- _Written task_:
Find the lines holding the word "text" and collect them.

::::::::::

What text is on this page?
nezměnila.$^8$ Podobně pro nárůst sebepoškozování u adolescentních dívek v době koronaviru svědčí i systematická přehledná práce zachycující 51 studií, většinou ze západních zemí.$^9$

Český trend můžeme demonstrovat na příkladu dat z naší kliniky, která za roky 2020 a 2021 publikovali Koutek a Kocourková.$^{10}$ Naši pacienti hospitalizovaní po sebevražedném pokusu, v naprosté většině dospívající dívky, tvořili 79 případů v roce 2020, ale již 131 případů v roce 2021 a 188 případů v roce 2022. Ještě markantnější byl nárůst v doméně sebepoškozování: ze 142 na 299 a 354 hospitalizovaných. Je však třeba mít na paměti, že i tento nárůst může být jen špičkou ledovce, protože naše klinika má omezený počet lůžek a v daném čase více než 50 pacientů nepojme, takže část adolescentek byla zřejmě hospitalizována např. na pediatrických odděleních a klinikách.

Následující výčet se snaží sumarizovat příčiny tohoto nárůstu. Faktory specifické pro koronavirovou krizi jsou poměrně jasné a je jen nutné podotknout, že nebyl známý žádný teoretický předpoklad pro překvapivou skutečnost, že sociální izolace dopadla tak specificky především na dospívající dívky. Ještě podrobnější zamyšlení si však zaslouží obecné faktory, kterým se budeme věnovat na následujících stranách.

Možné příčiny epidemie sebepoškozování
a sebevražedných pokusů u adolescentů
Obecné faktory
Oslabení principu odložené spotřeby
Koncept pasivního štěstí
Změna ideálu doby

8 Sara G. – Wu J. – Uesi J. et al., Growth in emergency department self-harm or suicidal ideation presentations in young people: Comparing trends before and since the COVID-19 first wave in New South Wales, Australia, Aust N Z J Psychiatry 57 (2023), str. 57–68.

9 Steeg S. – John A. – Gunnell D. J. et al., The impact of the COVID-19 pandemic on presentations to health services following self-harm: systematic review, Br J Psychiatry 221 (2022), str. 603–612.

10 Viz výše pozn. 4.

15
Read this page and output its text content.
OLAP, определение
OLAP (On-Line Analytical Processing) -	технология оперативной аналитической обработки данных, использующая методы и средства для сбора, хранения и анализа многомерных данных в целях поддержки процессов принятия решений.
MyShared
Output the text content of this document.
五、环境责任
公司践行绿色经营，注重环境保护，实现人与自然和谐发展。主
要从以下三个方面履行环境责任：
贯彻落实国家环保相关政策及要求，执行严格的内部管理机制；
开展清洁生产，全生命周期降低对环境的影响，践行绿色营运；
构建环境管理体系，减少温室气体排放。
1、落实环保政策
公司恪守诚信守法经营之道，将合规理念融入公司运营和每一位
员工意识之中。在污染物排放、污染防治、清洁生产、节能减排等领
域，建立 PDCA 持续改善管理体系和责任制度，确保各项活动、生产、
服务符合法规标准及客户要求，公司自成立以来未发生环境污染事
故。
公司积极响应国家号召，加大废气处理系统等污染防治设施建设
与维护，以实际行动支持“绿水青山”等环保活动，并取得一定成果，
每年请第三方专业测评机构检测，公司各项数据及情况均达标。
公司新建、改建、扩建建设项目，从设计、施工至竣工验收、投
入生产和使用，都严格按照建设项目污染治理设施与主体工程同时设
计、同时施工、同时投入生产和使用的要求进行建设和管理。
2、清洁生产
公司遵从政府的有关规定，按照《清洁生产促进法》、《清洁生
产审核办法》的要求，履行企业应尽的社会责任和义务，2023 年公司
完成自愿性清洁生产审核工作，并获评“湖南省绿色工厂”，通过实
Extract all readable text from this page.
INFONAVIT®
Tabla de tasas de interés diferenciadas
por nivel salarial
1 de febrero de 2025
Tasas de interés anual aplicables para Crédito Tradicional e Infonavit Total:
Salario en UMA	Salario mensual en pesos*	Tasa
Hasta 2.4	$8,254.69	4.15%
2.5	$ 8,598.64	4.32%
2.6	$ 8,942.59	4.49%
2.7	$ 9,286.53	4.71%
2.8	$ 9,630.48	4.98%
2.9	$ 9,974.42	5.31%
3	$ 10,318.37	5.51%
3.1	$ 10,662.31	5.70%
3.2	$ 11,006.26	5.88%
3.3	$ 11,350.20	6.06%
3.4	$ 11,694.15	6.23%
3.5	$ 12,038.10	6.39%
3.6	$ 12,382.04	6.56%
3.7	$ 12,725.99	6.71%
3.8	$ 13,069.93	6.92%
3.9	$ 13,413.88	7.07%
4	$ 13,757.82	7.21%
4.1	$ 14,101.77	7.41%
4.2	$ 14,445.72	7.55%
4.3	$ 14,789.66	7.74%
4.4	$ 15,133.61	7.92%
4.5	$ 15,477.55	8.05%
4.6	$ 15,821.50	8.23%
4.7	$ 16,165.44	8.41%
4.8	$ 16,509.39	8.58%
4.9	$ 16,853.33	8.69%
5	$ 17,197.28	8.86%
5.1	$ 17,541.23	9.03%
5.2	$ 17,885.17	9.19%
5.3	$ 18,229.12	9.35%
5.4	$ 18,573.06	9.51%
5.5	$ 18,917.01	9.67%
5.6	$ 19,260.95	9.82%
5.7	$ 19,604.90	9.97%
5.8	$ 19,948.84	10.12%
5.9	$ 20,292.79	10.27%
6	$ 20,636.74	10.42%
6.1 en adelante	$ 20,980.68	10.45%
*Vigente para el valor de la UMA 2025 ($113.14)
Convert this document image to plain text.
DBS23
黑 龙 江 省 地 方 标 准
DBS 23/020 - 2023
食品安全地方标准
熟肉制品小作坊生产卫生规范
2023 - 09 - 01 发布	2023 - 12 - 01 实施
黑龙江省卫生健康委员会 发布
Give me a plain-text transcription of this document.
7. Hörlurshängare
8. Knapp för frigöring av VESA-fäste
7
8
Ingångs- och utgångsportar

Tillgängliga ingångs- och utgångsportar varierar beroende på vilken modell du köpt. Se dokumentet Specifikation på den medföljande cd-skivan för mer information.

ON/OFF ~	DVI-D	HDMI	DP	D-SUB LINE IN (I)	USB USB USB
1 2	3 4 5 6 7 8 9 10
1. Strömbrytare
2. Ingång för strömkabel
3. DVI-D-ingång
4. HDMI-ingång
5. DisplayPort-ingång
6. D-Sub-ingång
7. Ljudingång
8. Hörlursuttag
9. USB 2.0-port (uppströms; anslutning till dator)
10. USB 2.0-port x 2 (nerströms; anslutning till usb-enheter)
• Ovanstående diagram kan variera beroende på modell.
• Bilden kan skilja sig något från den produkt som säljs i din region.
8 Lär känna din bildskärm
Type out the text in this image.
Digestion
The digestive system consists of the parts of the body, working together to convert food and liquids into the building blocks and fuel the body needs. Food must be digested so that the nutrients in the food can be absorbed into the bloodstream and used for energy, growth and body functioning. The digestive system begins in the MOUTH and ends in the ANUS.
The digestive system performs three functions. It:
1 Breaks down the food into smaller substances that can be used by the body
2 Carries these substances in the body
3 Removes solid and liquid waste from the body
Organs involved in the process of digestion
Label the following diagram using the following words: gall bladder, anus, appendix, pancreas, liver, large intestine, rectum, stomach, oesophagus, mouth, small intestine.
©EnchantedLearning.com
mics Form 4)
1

::::::::::

- _Full output_:
What text is on this page?
Read this page and output its text content.
Output the text content of this document.
Extract all readable text from this page.
Convert this document image to plain text.
Give me a plain-text transcription of this document.
Type out the text in this image.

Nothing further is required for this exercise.